## Material

+===+

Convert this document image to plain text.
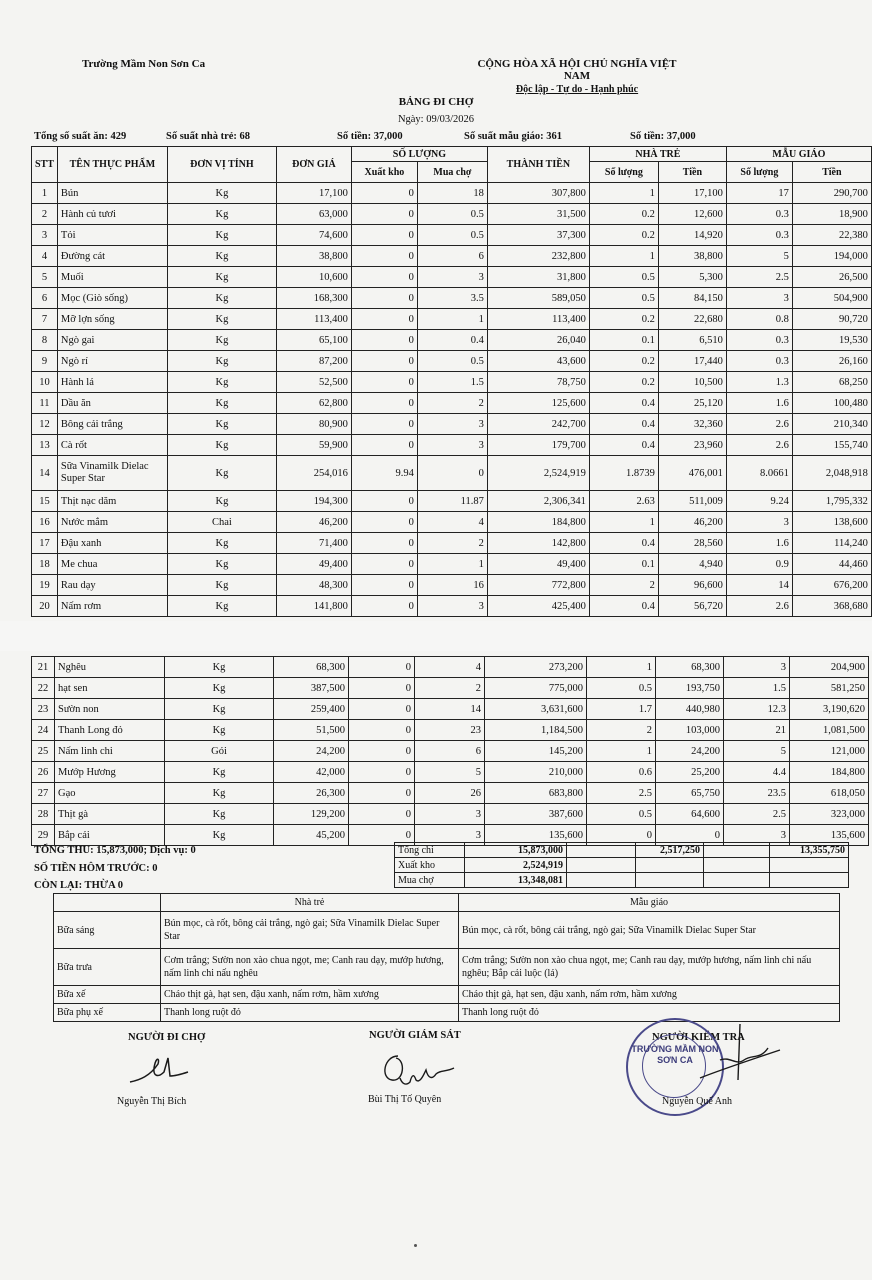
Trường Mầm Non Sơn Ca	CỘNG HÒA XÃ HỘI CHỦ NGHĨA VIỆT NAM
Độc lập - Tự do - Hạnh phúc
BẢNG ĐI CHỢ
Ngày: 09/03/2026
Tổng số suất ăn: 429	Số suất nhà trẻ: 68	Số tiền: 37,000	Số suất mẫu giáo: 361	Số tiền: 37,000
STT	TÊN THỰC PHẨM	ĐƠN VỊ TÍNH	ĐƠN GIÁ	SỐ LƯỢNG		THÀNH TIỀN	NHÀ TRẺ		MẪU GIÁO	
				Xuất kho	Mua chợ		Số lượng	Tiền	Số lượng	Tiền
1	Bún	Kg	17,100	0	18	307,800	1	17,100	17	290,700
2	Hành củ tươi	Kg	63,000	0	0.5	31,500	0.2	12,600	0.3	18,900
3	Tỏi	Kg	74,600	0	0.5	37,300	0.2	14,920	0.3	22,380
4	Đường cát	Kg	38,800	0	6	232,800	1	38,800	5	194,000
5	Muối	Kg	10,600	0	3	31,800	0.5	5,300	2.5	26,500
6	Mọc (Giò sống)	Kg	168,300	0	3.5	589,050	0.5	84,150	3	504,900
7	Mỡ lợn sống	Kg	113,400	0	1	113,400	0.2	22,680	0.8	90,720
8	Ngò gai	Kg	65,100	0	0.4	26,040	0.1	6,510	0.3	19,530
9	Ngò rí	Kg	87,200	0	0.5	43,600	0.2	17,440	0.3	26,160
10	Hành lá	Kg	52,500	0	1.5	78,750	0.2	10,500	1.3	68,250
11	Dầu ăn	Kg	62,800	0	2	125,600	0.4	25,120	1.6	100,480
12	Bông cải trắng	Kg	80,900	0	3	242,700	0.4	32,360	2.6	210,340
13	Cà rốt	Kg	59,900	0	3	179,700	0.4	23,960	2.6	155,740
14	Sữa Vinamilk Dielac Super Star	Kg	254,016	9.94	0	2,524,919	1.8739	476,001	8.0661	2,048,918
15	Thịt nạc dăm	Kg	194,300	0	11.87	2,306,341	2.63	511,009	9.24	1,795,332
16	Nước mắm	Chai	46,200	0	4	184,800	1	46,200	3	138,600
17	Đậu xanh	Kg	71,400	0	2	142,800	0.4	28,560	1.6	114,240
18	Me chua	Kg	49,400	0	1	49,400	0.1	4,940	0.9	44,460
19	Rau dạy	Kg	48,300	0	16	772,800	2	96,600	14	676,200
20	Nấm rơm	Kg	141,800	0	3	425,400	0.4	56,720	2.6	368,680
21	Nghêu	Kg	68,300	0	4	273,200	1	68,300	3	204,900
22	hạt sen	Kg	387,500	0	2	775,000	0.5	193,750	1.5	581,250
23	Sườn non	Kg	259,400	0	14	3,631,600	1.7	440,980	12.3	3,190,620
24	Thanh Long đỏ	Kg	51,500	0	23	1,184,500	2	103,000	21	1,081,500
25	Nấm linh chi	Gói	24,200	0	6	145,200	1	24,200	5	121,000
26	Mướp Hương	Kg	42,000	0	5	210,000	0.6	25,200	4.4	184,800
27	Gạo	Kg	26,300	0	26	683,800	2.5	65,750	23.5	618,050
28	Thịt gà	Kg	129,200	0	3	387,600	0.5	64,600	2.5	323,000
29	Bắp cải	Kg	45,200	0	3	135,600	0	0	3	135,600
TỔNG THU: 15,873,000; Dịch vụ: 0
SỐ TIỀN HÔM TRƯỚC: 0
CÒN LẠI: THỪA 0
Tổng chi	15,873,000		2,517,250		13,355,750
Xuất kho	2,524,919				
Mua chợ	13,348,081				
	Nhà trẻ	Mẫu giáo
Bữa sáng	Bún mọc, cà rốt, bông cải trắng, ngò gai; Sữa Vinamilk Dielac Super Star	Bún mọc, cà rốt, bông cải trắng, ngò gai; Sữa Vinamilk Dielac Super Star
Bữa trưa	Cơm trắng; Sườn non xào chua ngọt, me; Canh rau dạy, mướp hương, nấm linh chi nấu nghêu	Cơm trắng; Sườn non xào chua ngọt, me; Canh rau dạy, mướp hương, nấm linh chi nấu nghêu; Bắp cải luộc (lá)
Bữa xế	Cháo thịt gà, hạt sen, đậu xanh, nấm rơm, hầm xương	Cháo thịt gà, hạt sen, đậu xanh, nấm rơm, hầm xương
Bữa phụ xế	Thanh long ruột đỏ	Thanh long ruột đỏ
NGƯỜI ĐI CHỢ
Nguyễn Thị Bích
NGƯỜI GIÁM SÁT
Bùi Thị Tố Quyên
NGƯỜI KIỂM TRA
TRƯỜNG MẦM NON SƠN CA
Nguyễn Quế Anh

+===+

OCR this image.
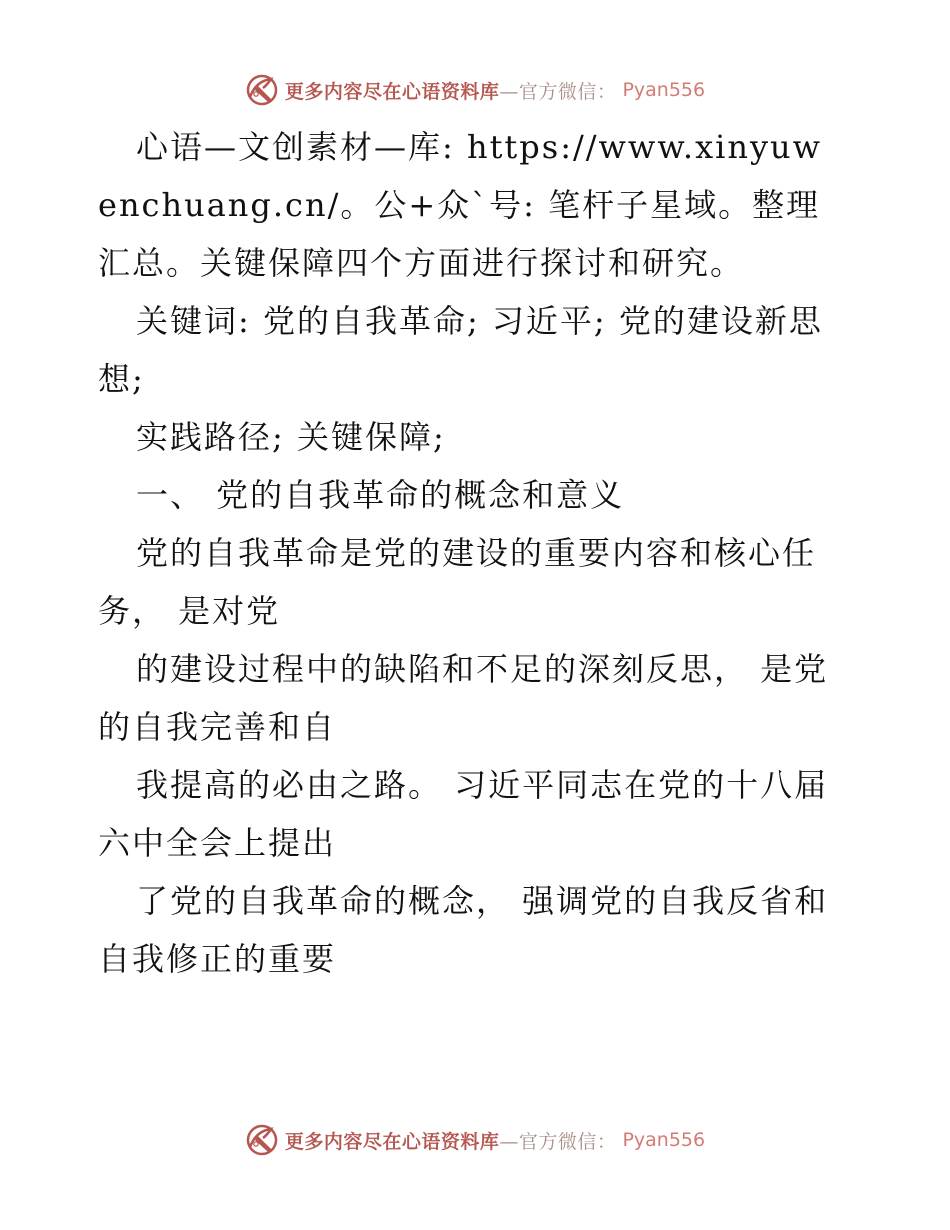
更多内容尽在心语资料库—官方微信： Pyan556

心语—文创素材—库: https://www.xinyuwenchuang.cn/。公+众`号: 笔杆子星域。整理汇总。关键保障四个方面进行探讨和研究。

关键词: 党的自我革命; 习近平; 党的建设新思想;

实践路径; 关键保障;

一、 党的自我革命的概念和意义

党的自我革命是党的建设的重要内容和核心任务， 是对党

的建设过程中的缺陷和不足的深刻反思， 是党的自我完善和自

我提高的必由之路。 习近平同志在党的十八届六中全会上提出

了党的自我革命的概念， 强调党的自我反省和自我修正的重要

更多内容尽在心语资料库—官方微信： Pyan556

+===+

## Exercise task
Reply with one number only, the count of lines above that hold the string "sống".

## Complete output
2